[Collected data]
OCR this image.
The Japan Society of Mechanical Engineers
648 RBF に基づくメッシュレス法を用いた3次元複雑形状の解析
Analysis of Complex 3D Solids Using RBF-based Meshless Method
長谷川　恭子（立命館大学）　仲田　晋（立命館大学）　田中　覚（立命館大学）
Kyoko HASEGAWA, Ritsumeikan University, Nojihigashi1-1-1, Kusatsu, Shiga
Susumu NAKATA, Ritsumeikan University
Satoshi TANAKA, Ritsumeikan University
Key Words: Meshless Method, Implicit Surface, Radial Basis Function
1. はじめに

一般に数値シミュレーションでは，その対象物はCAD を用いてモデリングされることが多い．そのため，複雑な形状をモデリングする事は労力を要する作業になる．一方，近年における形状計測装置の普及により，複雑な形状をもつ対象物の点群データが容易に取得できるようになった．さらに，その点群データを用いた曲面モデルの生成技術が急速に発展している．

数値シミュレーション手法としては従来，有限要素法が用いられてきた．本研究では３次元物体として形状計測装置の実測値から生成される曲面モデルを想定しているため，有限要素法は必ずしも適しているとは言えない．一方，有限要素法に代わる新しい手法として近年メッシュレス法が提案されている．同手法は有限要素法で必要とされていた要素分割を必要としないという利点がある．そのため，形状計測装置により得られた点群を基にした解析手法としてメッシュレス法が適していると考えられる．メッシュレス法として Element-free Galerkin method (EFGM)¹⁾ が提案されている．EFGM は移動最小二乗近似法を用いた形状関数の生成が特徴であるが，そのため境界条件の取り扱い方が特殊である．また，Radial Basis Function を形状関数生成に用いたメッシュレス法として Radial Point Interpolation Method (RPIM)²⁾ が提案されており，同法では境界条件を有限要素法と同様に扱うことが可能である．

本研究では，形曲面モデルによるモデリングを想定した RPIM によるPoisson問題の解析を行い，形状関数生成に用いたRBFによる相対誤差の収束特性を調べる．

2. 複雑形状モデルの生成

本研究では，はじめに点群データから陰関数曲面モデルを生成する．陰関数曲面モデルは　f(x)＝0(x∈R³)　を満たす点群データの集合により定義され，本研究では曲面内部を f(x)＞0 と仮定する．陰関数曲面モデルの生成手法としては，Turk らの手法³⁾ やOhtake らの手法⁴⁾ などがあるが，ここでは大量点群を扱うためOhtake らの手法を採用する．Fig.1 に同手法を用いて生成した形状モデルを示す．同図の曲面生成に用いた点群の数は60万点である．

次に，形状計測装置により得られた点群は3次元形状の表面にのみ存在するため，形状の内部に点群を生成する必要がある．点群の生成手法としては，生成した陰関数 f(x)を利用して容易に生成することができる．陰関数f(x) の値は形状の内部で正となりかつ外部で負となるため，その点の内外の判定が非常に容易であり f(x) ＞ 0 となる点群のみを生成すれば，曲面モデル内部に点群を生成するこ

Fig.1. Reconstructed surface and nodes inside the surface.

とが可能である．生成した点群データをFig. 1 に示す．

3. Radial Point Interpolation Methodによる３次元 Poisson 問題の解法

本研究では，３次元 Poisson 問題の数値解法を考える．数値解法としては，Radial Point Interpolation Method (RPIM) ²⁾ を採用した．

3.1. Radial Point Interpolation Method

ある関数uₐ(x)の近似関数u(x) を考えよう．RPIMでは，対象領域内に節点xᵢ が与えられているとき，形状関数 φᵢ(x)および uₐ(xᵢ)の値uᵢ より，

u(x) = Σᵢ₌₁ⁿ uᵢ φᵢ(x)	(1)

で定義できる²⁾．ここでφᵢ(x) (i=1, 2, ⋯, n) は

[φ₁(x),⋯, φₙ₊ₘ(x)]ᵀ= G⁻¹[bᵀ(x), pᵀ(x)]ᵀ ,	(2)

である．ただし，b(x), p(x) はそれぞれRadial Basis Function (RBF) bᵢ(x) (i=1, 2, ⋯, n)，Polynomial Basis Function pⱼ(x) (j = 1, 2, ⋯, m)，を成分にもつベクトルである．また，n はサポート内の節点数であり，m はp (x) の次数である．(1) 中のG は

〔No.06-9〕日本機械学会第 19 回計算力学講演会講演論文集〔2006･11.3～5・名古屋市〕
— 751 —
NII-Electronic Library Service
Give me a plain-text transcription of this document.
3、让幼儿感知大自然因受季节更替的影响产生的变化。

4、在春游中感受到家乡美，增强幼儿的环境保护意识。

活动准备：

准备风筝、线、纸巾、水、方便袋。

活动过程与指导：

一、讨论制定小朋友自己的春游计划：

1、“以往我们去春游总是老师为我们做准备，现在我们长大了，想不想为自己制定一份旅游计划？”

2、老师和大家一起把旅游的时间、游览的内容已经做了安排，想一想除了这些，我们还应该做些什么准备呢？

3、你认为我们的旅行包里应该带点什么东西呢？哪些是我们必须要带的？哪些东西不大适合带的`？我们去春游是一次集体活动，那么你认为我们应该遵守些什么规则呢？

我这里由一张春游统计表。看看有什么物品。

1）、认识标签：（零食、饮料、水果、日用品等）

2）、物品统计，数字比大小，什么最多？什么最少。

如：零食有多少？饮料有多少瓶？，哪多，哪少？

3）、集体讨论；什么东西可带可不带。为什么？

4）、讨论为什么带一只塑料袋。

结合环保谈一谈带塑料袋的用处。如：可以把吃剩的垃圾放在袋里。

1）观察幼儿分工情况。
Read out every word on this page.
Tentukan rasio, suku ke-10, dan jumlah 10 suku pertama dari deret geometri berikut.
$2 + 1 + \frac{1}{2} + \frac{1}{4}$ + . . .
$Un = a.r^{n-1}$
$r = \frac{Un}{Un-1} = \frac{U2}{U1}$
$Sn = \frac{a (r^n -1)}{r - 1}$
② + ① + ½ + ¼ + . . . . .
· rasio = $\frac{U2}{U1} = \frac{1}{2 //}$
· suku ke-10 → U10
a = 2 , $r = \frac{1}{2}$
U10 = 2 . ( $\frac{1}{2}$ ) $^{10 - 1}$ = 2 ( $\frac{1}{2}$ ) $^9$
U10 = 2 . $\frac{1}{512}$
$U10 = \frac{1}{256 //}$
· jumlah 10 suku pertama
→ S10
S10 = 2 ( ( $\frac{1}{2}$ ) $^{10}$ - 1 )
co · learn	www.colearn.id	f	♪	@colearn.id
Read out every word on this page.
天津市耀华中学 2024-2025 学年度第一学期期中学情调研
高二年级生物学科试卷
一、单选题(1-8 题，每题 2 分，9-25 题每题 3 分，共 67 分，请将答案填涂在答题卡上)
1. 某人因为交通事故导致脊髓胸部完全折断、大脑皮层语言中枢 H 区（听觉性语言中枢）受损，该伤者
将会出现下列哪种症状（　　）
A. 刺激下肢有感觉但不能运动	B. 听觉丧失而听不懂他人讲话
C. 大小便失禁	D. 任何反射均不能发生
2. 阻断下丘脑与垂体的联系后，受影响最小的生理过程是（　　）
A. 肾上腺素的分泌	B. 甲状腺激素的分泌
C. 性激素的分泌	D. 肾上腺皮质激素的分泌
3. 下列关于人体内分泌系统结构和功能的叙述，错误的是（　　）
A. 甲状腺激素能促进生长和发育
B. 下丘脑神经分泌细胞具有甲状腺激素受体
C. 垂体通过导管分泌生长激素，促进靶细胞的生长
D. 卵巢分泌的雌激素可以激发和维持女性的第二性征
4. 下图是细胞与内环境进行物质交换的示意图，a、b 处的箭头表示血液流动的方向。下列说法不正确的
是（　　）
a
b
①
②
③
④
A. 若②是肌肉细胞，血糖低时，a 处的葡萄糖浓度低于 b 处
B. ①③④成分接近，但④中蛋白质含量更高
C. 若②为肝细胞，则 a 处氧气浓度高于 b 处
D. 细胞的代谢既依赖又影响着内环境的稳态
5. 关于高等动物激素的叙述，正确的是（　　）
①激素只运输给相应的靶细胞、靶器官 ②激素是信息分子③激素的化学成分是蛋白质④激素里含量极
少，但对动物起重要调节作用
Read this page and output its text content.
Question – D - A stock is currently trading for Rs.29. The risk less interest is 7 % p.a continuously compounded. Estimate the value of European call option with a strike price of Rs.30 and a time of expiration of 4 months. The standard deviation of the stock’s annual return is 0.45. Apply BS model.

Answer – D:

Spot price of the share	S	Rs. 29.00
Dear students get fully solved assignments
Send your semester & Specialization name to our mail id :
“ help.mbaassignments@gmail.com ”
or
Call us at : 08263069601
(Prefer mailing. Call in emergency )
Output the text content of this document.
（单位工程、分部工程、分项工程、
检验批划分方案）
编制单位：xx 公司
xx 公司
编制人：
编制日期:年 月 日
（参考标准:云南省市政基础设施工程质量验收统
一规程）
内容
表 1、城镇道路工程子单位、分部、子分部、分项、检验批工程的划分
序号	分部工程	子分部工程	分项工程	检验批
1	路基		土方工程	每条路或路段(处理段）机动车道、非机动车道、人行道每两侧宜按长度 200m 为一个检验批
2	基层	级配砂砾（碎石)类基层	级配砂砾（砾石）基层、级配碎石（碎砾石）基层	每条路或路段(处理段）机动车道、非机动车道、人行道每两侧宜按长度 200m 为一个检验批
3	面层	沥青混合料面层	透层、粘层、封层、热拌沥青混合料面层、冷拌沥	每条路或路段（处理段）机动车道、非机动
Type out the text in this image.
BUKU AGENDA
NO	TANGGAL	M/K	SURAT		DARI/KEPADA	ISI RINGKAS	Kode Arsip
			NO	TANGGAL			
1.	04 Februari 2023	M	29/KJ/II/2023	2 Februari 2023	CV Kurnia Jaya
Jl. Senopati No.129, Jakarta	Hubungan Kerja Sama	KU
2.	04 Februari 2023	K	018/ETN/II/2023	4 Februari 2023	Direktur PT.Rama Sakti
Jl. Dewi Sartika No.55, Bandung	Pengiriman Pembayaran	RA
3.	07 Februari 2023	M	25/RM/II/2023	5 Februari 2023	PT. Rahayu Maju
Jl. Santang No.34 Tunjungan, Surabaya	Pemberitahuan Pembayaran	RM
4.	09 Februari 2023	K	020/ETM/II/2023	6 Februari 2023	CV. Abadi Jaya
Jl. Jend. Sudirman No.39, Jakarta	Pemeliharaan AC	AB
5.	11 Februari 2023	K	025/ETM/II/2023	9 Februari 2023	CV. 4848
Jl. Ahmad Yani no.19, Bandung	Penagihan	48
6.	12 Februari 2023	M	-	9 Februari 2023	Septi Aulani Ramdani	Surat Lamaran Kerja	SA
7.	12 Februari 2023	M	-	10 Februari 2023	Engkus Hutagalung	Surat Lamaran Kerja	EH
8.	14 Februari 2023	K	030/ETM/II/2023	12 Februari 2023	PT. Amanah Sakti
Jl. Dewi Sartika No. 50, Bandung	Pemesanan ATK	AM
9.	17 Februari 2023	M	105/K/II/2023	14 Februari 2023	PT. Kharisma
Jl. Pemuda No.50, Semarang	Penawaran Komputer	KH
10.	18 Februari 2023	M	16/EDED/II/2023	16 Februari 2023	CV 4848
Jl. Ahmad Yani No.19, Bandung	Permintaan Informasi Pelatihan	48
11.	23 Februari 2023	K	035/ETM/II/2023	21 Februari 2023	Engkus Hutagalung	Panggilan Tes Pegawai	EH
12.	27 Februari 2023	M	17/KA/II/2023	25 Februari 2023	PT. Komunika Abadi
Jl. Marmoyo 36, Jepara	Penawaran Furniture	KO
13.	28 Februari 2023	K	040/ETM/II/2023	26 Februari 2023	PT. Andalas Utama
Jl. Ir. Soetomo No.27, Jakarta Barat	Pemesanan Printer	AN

Directions
Search the lines above for the string "image", then show every one that has it.

Answer to this problem
OCR this image.
Type out the text in this image.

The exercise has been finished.